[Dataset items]
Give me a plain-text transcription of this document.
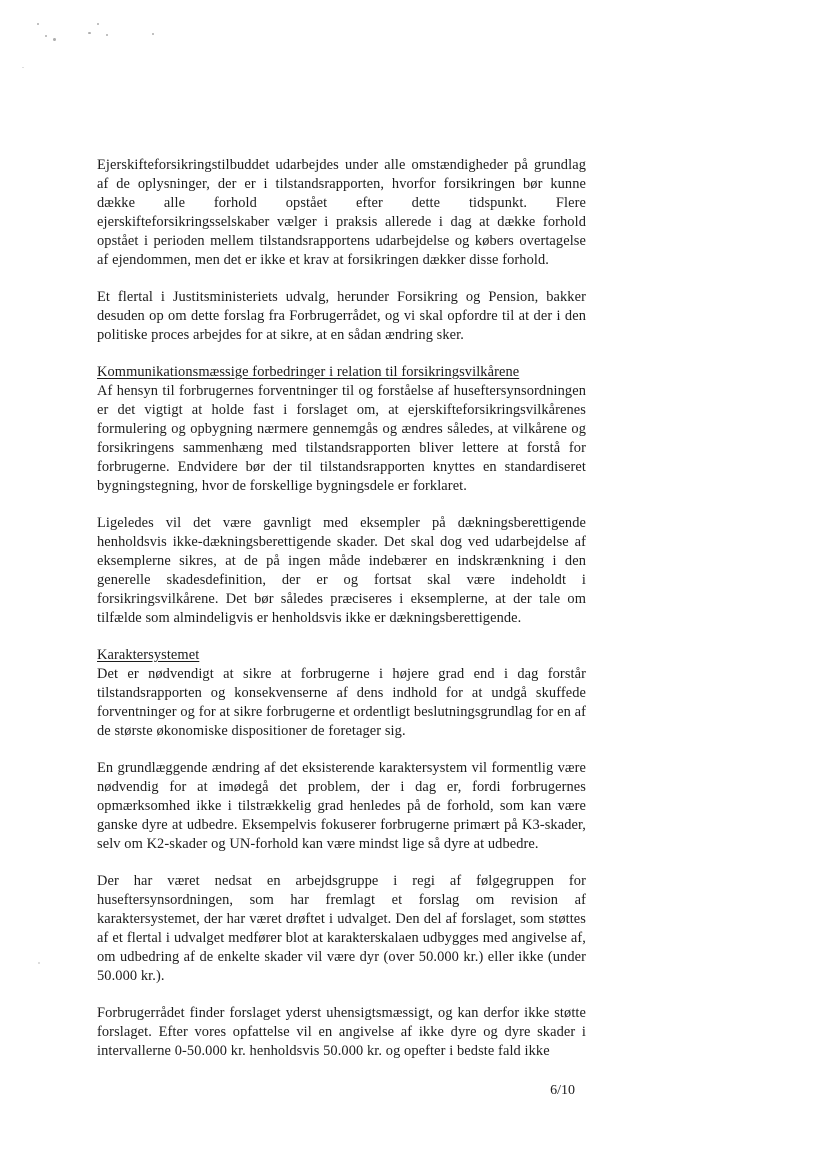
Ejerskifteforsikringstilbuddet udarbejdes under alle omstændigheder på grundlag af de oplysninger, der er i tilstandsrapporten, hvorfor forsikringen bør kunne dække alle forhold opstået efter dette tidspunkt. Flere ejerskifteforsikringsselskaber vælger i praksis allerede i dag at dække forhold opstået i perioden mellem tilstandsrapportens udarbejdelse og købers overtagelse af ejendommen, men det er ikke et krav at forsikringen dækker disse forhold.

Et flertal i Justitsministeriets udvalg, herunder Forsikring og Pension, bakker desuden op om dette forslag fra Forbrugerrådet, og vi skal opfordre til at der i den politiske proces arbejdes for at sikre, at en sådan ændring sker.

Kommunikationsmæssige forbedringer i relation til forsikringsvilkårene

Af hensyn til forbrugernes forventninger til og forståelse af huseftersynsordningen er det vigtigt at holde fast i forslaget om, at ejerskifteforsikringsvilkårenes formulering og opbygning nærmere gennemgås og ændres således, at vilkårene og forsikringens sammenhæng med tilstandsrapporten bliver lettere at forstå for forbrugerne. Endvidere bør der til tilstandsrapporten knyttes en standardiseret bygningstegning, hvor de forskellige bygningsdele er forklaret.

Ligeledes vil det være gavnligt med eksempler på dækningsberettigende henholdsvis ikke-dækningsberettigende skader. Det skal dog ved udarbejdelse af eksemplerne sikres, at de på ingen måde indebærer en indskrænkning i den generelle skadesdefinition, der er og fortsat skal være indeholdt i forsikringsvilkårene. Det bør således præciseres i eksemplerne, at der tale om tilfælde som almindeligvis er henholdsvis ikke er dækningsberettigende.

Karaktersystemet

Det er nødvendigt at sikre at forbrugerne i højere grad end i dag forstår tilstandsrapporten og konsekvenserne af dens indhold for at undgå skuffede forventninger og for at sikre forbrugerne et ordentligt beslutningsgrundlag for en af de største økonomiske dispositioner de foretager sig.

En grundlæggende ændring af det eksisterende karaktersystem vil formentlig være nødvendig for at imødegå det problem, der i dag er, fordi forbrugernes opmærksomhed ikke i tilstrækkelig grad henledes på de forhold, som kan være ganske dyre at udbedre. Eksempelvis fokuserer forbrugerne primært på K3-skader, selv om K2-skader og UN-forhold kan være mindst lige så dyre at udbedre.

Der har været nedsat en arbejdsgruppe i regi af følgegruppen for huseftersynsordningen, som har fremlagt et forslag om revision af karaktersystemet, der har været drøftet i udvalget. Den del af forslaget, som støttes af et flertal i udvalget medfører blot at karakterskalaen udbygges med angivelse af, om udbedring af de enkelte skader vil være dyr (over 50.000 kr.) eller ikke (under 50.000 kr.).

Forbrugerrådet finder forslaget yderst uhensigtsmæssigt, og kan derfor ikke støtte forslaget. Efter vores opfattelse vil en angivelse af ikke dyre og dyre skader i intervallerne 0-50.000 kr. henholdsvis 50.000 kr. og opefter i bedste fald ikke

6/10
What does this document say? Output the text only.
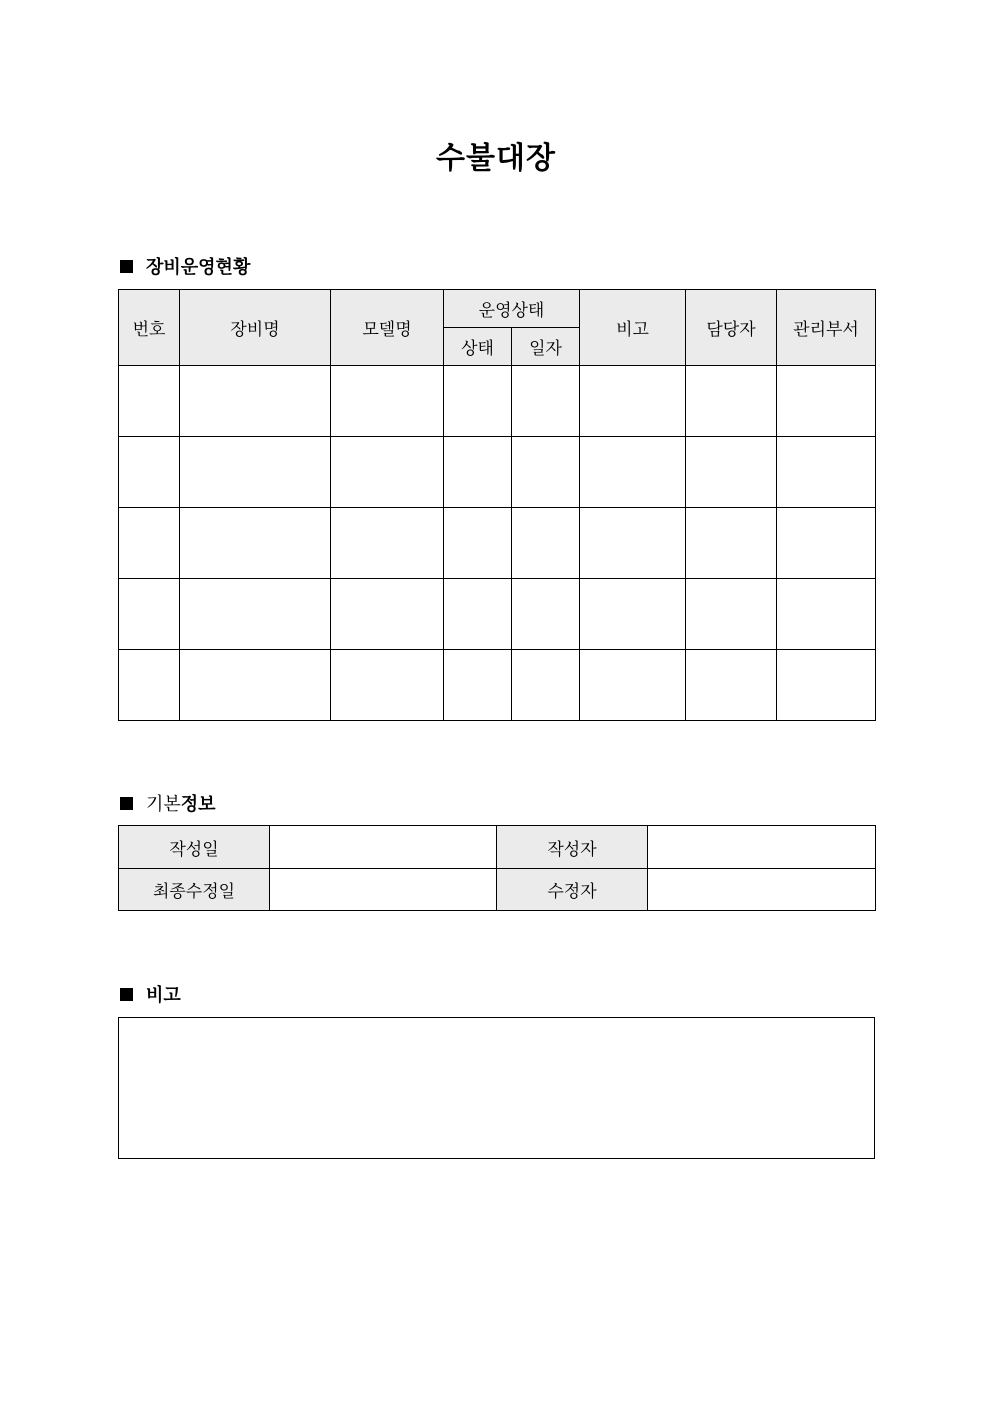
수불대장
장비운영현황
번호	장비명	모델명	운영상태		비고	담당자	관리부서
			상태	일자			

기본 정보
작성일		작성자	
최종수정일		수정자	
비고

What is being asked – In the material above, find each line that contains the word "text", and select it.

Response to the exercise –
Give me a plain-text transcription of this document.
What does this document say? Output the text only.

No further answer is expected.